• _Saved entries_:

··········

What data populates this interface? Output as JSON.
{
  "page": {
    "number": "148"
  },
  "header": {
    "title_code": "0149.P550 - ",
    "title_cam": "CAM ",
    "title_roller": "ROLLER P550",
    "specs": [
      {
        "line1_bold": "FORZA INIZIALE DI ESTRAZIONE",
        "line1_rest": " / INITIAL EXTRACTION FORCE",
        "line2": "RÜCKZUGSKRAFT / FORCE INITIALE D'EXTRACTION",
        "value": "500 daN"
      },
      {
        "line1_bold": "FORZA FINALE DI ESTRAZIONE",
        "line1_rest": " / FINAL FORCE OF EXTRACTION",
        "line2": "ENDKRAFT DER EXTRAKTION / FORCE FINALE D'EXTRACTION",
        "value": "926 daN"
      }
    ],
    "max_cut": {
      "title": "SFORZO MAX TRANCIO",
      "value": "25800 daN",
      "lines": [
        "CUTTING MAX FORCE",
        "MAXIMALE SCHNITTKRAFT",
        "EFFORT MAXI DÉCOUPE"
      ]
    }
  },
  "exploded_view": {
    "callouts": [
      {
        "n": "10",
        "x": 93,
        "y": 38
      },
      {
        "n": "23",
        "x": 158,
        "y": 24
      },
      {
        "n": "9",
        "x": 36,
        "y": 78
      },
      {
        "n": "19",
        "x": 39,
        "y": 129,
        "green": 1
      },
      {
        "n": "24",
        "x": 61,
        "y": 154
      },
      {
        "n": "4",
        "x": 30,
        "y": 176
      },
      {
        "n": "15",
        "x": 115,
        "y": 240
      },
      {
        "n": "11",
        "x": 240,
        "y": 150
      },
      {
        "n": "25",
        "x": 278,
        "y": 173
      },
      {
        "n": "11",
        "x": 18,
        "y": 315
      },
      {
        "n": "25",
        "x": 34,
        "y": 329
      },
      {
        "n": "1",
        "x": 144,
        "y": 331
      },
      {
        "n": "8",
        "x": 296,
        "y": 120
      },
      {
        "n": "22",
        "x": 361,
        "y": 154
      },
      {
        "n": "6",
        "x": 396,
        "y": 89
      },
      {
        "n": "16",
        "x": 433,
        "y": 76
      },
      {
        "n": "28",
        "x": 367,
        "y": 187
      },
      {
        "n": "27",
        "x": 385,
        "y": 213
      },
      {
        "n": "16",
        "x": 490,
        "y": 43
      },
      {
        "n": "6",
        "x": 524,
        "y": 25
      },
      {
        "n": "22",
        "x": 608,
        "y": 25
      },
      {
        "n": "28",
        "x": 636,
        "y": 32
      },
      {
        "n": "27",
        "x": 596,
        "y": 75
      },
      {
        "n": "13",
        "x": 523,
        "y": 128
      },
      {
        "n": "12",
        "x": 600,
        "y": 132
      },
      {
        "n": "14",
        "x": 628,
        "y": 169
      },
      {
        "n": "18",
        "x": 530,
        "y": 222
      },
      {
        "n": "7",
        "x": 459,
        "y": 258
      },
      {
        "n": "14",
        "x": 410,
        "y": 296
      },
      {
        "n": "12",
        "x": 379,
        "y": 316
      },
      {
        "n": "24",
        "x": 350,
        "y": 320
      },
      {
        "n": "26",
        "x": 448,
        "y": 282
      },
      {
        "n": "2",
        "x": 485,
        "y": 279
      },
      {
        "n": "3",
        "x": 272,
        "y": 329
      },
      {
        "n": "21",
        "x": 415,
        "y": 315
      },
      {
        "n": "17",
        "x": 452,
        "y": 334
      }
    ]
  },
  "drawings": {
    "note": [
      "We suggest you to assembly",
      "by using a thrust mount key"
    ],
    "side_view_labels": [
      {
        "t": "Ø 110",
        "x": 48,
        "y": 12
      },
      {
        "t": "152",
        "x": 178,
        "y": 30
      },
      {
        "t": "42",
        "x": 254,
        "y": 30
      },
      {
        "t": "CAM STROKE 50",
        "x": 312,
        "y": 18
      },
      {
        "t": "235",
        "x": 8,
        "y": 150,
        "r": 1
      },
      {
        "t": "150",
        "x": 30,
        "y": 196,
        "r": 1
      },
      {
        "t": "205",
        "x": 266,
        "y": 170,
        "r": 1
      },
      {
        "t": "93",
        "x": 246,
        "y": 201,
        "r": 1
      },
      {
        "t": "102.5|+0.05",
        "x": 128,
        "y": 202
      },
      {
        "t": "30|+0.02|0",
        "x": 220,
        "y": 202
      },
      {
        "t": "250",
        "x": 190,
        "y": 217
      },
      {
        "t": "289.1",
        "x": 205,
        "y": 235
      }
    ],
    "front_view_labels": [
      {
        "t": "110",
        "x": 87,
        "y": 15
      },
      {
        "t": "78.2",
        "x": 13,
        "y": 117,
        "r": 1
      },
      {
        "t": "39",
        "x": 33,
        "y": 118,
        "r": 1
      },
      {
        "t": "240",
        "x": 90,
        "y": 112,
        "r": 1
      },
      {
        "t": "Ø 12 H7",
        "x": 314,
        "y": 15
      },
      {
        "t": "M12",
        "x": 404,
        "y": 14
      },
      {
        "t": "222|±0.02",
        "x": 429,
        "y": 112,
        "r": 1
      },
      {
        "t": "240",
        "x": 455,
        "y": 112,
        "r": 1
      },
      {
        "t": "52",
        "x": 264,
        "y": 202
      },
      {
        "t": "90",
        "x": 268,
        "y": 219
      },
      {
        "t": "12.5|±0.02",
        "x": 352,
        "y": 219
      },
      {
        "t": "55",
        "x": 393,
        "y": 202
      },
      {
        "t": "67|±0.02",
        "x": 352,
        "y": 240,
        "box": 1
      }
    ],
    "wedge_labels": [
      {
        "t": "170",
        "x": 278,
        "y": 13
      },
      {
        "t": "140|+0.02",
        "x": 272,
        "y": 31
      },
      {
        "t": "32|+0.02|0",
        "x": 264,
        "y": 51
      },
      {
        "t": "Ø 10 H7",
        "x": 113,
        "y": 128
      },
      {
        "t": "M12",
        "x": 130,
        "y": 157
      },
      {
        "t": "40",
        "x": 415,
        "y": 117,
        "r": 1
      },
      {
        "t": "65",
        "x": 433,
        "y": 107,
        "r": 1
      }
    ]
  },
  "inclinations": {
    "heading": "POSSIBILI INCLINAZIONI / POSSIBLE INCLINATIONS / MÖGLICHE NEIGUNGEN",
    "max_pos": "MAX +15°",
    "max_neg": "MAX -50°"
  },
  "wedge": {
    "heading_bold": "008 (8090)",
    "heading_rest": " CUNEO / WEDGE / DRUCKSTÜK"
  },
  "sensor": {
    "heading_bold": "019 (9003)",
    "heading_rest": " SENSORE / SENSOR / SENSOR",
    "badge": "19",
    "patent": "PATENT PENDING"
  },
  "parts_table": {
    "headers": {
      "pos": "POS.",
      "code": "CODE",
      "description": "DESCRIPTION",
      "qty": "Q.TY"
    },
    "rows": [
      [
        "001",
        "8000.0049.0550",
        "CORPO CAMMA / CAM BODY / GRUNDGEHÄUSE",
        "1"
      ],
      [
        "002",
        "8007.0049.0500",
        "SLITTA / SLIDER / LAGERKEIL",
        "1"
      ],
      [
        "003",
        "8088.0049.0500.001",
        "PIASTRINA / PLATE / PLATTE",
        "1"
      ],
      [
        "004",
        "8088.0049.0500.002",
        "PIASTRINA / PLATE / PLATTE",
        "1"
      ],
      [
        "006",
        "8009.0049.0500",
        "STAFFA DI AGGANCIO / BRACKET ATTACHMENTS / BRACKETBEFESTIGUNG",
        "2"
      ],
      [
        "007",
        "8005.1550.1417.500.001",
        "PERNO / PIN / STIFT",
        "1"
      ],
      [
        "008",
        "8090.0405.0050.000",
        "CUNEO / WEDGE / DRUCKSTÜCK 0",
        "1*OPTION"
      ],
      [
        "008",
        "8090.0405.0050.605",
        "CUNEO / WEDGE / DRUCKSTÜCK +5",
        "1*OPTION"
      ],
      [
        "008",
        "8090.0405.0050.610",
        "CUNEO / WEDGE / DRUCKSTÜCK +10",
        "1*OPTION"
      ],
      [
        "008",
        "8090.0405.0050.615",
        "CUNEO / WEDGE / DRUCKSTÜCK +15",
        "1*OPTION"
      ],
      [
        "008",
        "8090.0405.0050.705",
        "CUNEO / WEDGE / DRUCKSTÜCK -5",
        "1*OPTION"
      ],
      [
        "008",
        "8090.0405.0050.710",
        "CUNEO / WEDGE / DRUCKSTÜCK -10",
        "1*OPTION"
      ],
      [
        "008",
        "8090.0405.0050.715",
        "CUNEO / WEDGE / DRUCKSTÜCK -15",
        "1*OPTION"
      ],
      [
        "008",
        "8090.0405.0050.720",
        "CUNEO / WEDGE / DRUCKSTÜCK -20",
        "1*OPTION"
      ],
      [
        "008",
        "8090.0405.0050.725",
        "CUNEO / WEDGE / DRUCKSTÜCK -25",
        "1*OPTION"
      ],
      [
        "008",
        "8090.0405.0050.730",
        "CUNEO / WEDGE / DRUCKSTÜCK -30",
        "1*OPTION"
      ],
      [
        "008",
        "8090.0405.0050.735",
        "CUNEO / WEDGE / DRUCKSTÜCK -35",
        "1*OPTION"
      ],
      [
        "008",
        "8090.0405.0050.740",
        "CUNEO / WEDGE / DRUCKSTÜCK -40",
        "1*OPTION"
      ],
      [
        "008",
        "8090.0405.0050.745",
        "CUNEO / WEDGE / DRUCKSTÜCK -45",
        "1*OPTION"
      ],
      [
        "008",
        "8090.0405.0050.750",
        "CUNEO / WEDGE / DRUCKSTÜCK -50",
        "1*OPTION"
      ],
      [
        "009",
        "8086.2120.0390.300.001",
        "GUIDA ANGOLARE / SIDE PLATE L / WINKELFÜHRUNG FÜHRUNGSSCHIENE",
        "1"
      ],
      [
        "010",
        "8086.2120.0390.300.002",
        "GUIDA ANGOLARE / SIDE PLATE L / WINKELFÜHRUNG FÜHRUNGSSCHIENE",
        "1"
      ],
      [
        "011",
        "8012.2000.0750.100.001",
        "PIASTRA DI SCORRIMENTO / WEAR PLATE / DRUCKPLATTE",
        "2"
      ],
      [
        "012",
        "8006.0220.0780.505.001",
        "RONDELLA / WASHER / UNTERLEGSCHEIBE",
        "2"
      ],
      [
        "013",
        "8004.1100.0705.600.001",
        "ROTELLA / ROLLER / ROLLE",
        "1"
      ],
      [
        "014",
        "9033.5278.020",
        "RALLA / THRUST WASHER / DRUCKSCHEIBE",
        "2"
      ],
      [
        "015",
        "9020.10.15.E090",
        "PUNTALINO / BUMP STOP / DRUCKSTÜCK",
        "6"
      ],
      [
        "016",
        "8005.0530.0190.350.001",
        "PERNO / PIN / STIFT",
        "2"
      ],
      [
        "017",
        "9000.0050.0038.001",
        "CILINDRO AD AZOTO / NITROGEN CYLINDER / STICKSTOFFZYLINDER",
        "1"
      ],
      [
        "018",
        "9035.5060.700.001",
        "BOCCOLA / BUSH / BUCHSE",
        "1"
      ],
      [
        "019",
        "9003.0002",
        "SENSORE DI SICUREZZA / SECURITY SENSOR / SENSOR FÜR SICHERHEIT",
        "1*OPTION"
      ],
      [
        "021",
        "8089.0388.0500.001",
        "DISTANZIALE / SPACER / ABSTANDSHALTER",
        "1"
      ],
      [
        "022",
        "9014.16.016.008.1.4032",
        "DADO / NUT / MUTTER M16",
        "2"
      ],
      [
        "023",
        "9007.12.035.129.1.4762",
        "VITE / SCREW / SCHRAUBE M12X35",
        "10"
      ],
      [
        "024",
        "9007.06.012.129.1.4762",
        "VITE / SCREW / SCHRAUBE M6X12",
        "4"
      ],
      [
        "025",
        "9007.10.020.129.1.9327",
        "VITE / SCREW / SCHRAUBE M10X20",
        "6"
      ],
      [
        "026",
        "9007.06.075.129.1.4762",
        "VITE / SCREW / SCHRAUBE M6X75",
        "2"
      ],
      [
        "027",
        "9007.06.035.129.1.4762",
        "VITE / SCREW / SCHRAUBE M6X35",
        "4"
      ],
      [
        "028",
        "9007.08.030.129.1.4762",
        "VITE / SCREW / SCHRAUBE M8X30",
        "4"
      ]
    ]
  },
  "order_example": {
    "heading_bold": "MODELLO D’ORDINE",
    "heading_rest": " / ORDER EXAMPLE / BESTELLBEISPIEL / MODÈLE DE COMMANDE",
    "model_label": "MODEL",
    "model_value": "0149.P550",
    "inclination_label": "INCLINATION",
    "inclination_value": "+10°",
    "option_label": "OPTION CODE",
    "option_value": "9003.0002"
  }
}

··········

• _Stated exercise_:
Using the listing above, pull out all lines that hold the word "SENSORE".

• _Output for this exercise_:
    "heading_rest": " SENSORE / SENSOR / SENSOR",
        "SENSORE DI SICUREZZA / SECURITY SENSOR / SENSOR FÜR SICHERHEIT",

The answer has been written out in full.